┌──

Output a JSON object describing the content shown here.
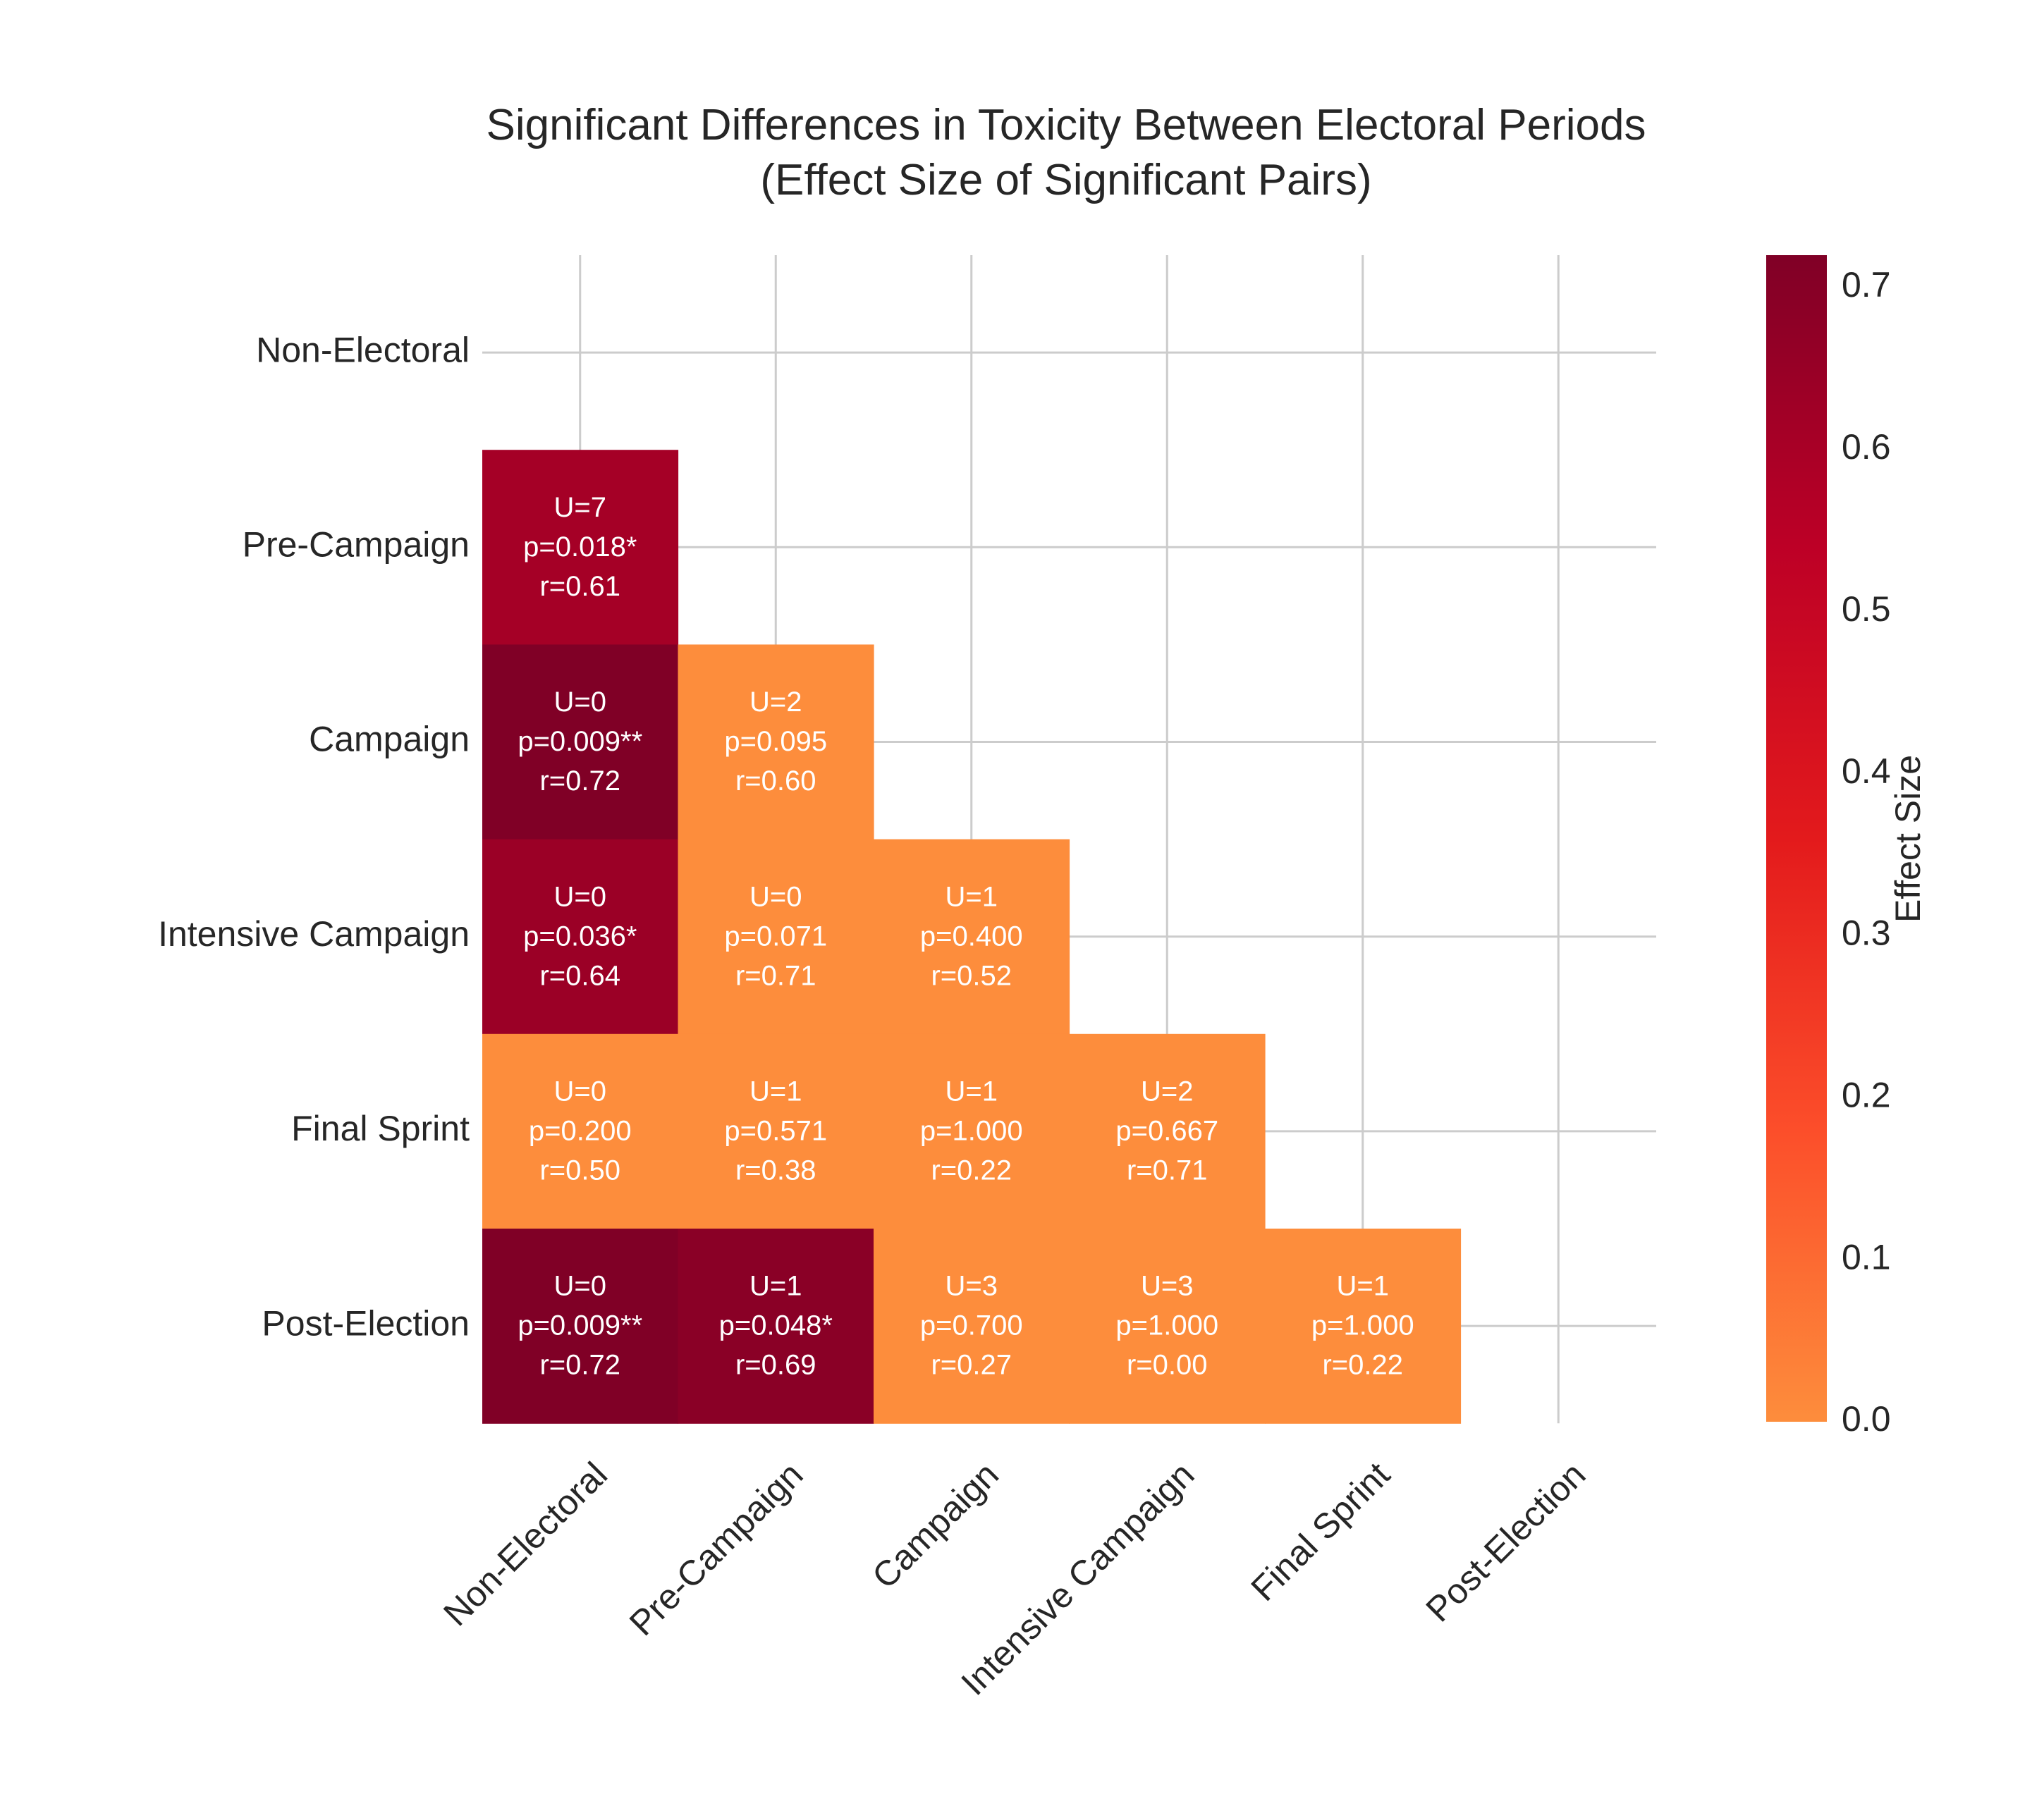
{
  "chart_data": {
    "type": "heatmap",
    "title": "Significant Differences in Toxicity Between Electoral Periods",
    "subtitle": "(Effect Size of Significant Pairs)",
    "xlabel": "",
    "ylabel": "",
    "categories": [
      "Non-Electoral",
      "Pre-Campaign",
      "Campaign",
      "Intensive Campaign",
      "Final Sprint",
      "Post-Election"
    ],
    "grid": true,
    "colorbar": {
      "label": "Effect Size",
      "range": [
        0.0,
        0.72
      ],
      "ticks": [
        "0.0",
        "0.1",
        "0.2",
        "0.3",
        "0.4",
        "0.5",
        "0.6",
        "0.7"
      ],
      "colors": [
        "#fd8d3c",
        "#fc4e2a",
        "#e31a1c",
        "#bd0026",
        "#800026"
      ],
      "placement": "right"
    },
    "nonsignificant_color": "#fd8d3c",
    "cells": [
      {
        "row": 1,
        "col": 0,
        "U": "U=7",
        "p": "p=0.018*",
        "r": "r=0.61",
        "effect": 0.61,
        "significant": true
      },
      {
        "row": 2,
        "col": 0,
        "U": "U=0",
        "p": "p=0.009**",
        "r": "r=0.72",
        "effect": 0.72,
        "significant": true
      },
      {
        "row": 2,
        "col": 1,
        "U": "U=2",
        "p": "p=0.095",
        "r": "r=0.60",
        "effect": 0.6,
        "significant": false
      },
      {
        "row": 3,
        "col": 0,
        "U": "U=0",
        "p": "p=0.036*",
        "r": "r=0.64",
        "effect": 0.64,
        "significant": true
      },
      {
        "row": 3,
        "col": 1,
        "U": "U=0",
        "p": "p=0.071",
        "r": "r=0.71",
        "effect": 0.71,
        "significant": false
      },
      {
        "row": 3,
        "col": 2,
        "U": "U=1",
        "p": "p=0.400",
        "r": "r=0.52",
        "effect": 0.52,
        "significant": false
      },
      {
        "row": 4,
        "col": 0,
        "U": "U=0",
        "p": "p=0.200",
        "r": "r=0.50",
        "effect": 0.5,
        "significant": false
      },
      {
        "row": 4,
        "col": 1,
        "U": "U=1",
        "p": "p=0.571",
        "r": "r=0.38",
        "effect": 0.38,
        "significant": false
      },
      {
        "row": 4,
        "col": 2,
        "U": "U=1",
        "p": "p=1.000",
        "r": "r=0.22",
        "effect": 0.22,
        "significant": false
      },
      {
        "row": 4,
        "col": 3,
        "U": "U=2",
        "p": "p=0.667",
        "r": "r=0.71",
        "effect": 0.71,
        "significant": false
      },
      {
        "row": 5,
        "col": 0,
        "U": "U=0",
        "p": "p=0.009**",
        "r": "r=0.72",
        "effect": 0.72,
        "significant": true
      },
      {
        "row": 5,
        "col": 1,
        "U": "U=1",
        "p": "p=0.048*",
        "r": "r=0.69",
        "effect": 0.69,
        "significant": true
      },
      {
        "row": 5,
        "col": 2,
        "U": "U=3",
        "p": "p=0.700",
        "r": "r=0.27",
        "effect": 0.27,
        "significant": false
      },
      {
        "row": 5,
        "col": 3,
        "U": "U=3",
        "p": "p=1.000",
        "r": "r=0.00",
        "effect": 0.0,
        "significant": false
      },
      {
        "row": 5,
        "col": 4,
        "U": "U=1",
        "p": "p=1.000",
        "r": "r=0.22",
        "effect": 0.22,
        "significant": false
      }
    ]
  }
}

└──

Every record gets retyped exactly; no picture goes into the copy.

Output a JSON object describing the content shown here.
{
  "chart_data": {
    "type": "heatmap",
    "title": "Significant Differences in Toxicity Between Electoral Periods",
    "subtitle": "(Effect Size of Significant Pairs)",
    "xlabel": "",
    "ylabel": "",
    "categories": [
      "Non-Electoral",
      "Pre-Campaign",
      "Campaign",
      "Intensive Campaign",
      "Final Sprint",
      "Post-Election"
    ],
    "grid": true,
    "colorbar": {
      "label": "Effect Size",
      "range": [
        0.0,
        0.72
      ],
      "ticks": [
        "0.0",
        "0.1",
        "0.2",
        "0.3",
        "0.4",
        "0.5",
        "0.6",
        "0.7"
      ],
      "colors": [
        "#fd8d3c",
        "#fc4e2a",
        "#e31a1c",
        "#bd0026",
        "#800026"
      ],
      "placement": "right"
    },
    "nonsignificant_color": "#fd8d3c",
    "cells": [
      {
        "row": 1,
        "col": 0,
        "U": "U=7",
        "p": "p=0.018*",
        "r": "r=0.61",
        "effect": 0.61,
        "significant": true
      },
      {
        "row": 2,
        "col": 0,
        "U": "U=0",
        "p": "p=0.009**",
        "r": "r=0.72",
        "effect": 0.72,
        "significant": true
      },
      {
        "row": 2,
        "col": 1,
        "U": "U=2",
        "p": "p=0.095",
        "r": "r=0.60",
        "effect": 0.6,
        "significant": false
      },
      {
        "row": 3,
        "col": 0,
        "U": "U=0",
        "p": "p=0.036*",
        "r": "r=0.64",
        "effect": 0.64,
        "significant": true
      },
      {
        "row": 3,
        "col": 1,
        "U": "U=0",
        "p": "p=0.071",
        "r": "r=0.71",
        "effect": 0.71,
        "significant": false
      },
      {
        "row": 3,
        "col": 2,
        "U": "U=1",
        "p": "p=0.400",
        "r": "r=0.52",
        "effect": 0.52,
        "significant": false
      },
      {
        "row": 4,
        "col": 0,
        "U": "U=0",
        "p": "p=0.200",
        "r": "r=0.50",
        "effect": 0.5,
        "significant": false
      },
      {
        "row": 4,
        "col": 1,
        "U": "U=1",
        "p": "p=0.571",
        "r": "r=0.38",
        "effect": 0.38,
        "significant": false
      },
      {
        "row": 4,
        "col": 2,
        "U": "U=1",
        "p": "p=1.000",
        "r": "r=0.22",
        "effect": 0.22,
        "significant": false
      },
      {
        "row": 4,
        "col": 3,
        "U": "U=2",
        "p": "p=0.667",
        "r": "r=0.71",
        "effect": 0.71,
        "significant": false
      },
      {
        "row": 5,
        "col": 0,
        "U": "U=0",
        "p": "p=0.009**",
        "r": "r=0.72",
        "effect": 0.72,
        "significant": true
      },
      {
        "row": 5,
        "col": 1,
        "U": "U=1",
        "p": "p=0.048*",
        "r": "r=0.69",
        "effect": 0.69,
        "significant": true
      },
      {
        "row": 5,
        "col": 2,
        "U": "U=3",
        "p": "p=0.700",
        "r": "r=0.27",
        "effect": 0.27,
        "significant": false
      },
      {
        "row": 5,
        "col": 3,
        "U": "U=3",
        "p": "p=1.000",
        "r": "r=0.00",
        "effect": 0.0,
        "significant": false
      },
      {
        "row": 5,
        "col": 4,
        "U": "U=1",
        "p": "p=1.000",
        "r": "r=0.22",
        "effect": 0.22,
        "significant": false
      }
    ]
  }
}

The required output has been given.